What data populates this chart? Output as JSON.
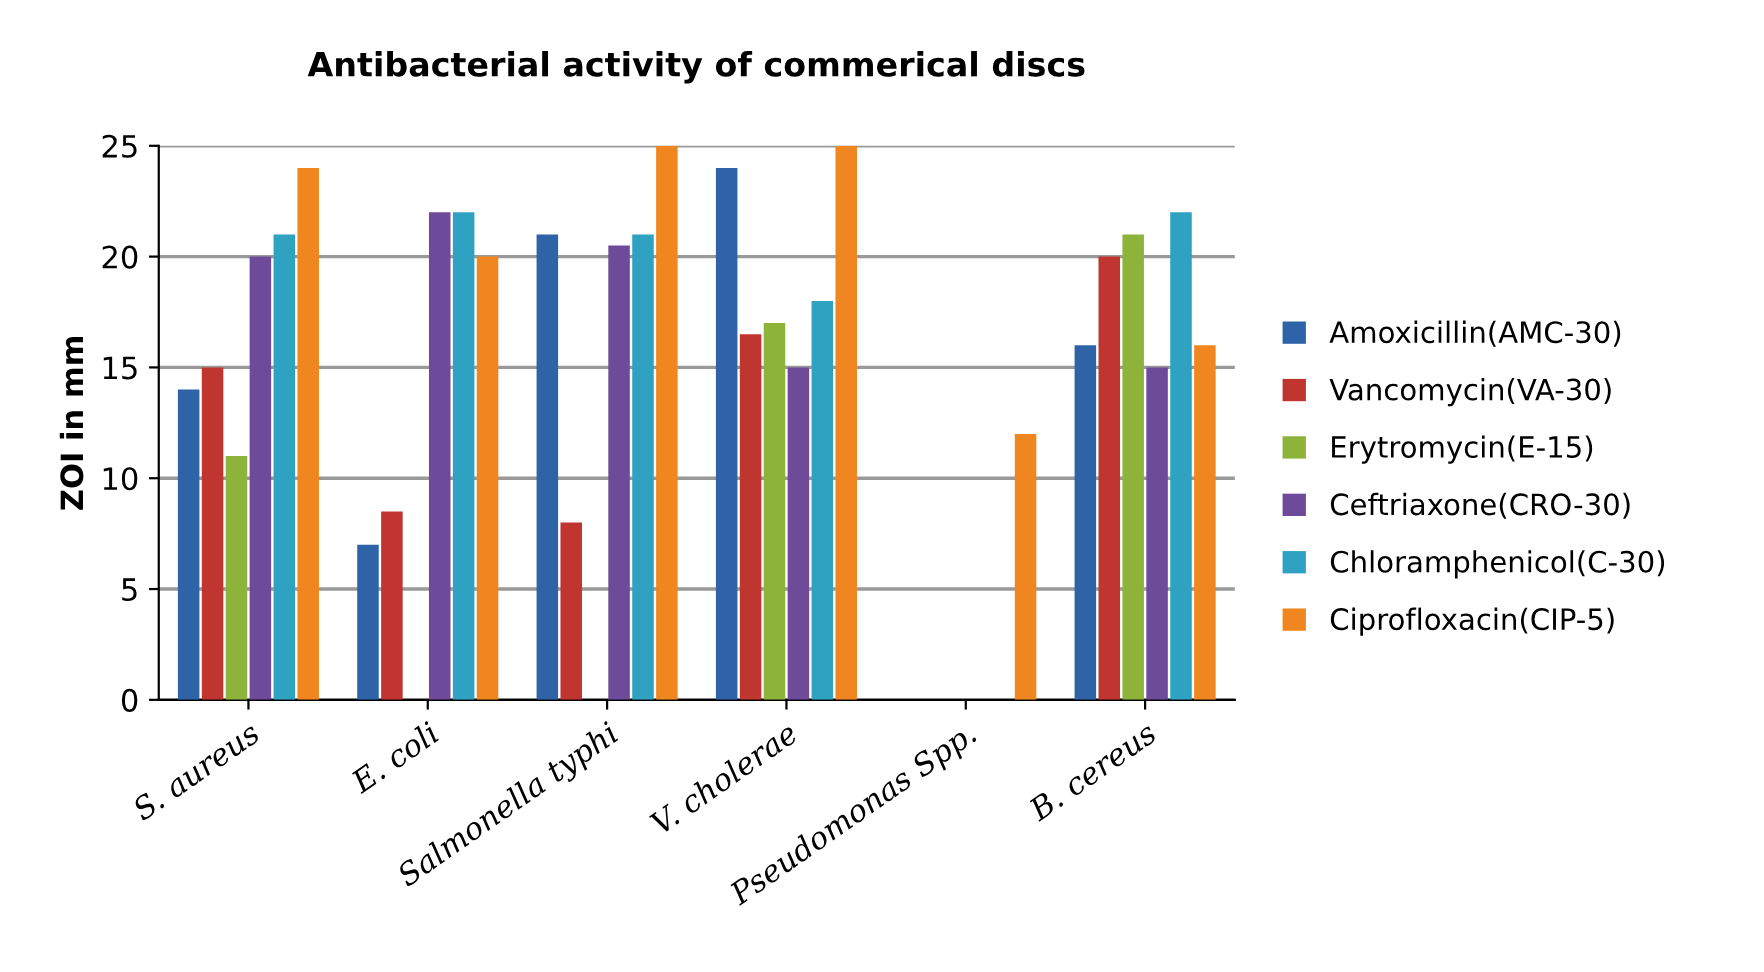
{
  "chart_data": {
    "type": "bar",
    "title": "Antibacterial activity of commerical discs",
    "ylabel": "ZOI in mm",
    "categories": [
      "S. aureus",
      "E. coli",
      "Salmonella typhi",
      "V. cholerae",
      "Pseudomonas Spp.",
      "B. cereus"
    ],
    "series": [
      {
        "name": "Amoxicillin(AMC-30)",
        "color": "#2e63a8",
        "values": [
          14,
          7,
          21,
          24,
          0,
          16
        ]
      },
      {
        "name": "Vancomycin(VA-30)",
        "color": "#c0352f",
        "values": [
          15,
          8.5,
          8,
          16.5,
          0,
          20
        ]
      },
      {
        "name": "Erytromycin(E-15)",
        "color": "#8db33a",
        "values": [
          11,
          0,
          0,
          17,
          0,
          21
        ]
      },
      {
        "name": "Ceftriaxone(CRO-30)",
        "color": "#6e4a9a",
        "values": [
          20,
          22,
          20.5,
          15,
          0,
          15
        ]
      },
      {
        "name": "Chloramphenicol(C-30)",
        "color": "#2fa2c2",
        "values": [
          21,
          22,
          21,
          18,
          0,
          22
        ]
      },
      {
        "name": "Ciprofloxacin(CIP-5)",
        "color": "#f0861f",
        "values": [
          24,
          20,
          25,
          25,
          12,
          16
        ]
      }
    ],
    "ylim": [
      0,
      25
    ],
    "yticks": [
      0,
      5,
      10,
      15,
      20,
      25
    ],
    "grid": "y",
    "legend": "right"
  }
}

******

→ **DESCRIPTION OF THE TASK**: Output the records above verbatim. Pictures stay out.

→ **EXPECTED ANSWER**:
What data populates this chart? Output as JSON.
{
  "chart_data": {
    "type": "bar",
    "title": "Antibacterial activity of commerical discs",
    "ylabel": "ZOI in mm",
    "categories": [
      "S. aureus",
      "E. coli",
      "Salmonella typhi",
      "V. cholerae",
      "Pseudomonas Spp.",
      "B. cereus"
    ],
    "series": [
      {
        "name": "Amoxicillin(AMC-30)",
        "color": "#2e63a8",
        "values": [
          14,
          7,
          21,
          24,
          0,
          16
        ]
      },
      {
        "name": "Vancomycin(VA-30)",
        "color": "#c0352f",
        "values": [
          15,
          8.5,
          8,
          16.5,
          0,
          20
        ]
      },
      {
        "name": "Erytromycin(E-15)",
        "color": "#8db33a",
        "values": [
          11,
          0,
          0,
          17,
          0,
          21
        ]
      },
      {
        "name": "Ceftriaxone(CRO-30)",
        "color": "#6e4a9a",
        "values": [
          20,
          22,
          20.5,
          15,
          0,
          15
        ]
      },
      {
        "name": "Chloramphenicol(C-30)",
        "color": "#2fa2c2",
        "values": [
          21,
          22,
          21,
          18,
          0,
          22
        ]
      },
      {
        "name": "Ciprofloxacin(CIP-5)",
        "color": "#f0861f",
        "values": [
          24,
          20,
          25,
          25,
          12,
          16
        ]
      }
    ],
    "ylim": [
      0,
      25
    ],
    "yticks": [
      0,
      5,
      10,
      15,
      20,
      25
    ],
    "grid": "y",
    "legend": "right"
  }
}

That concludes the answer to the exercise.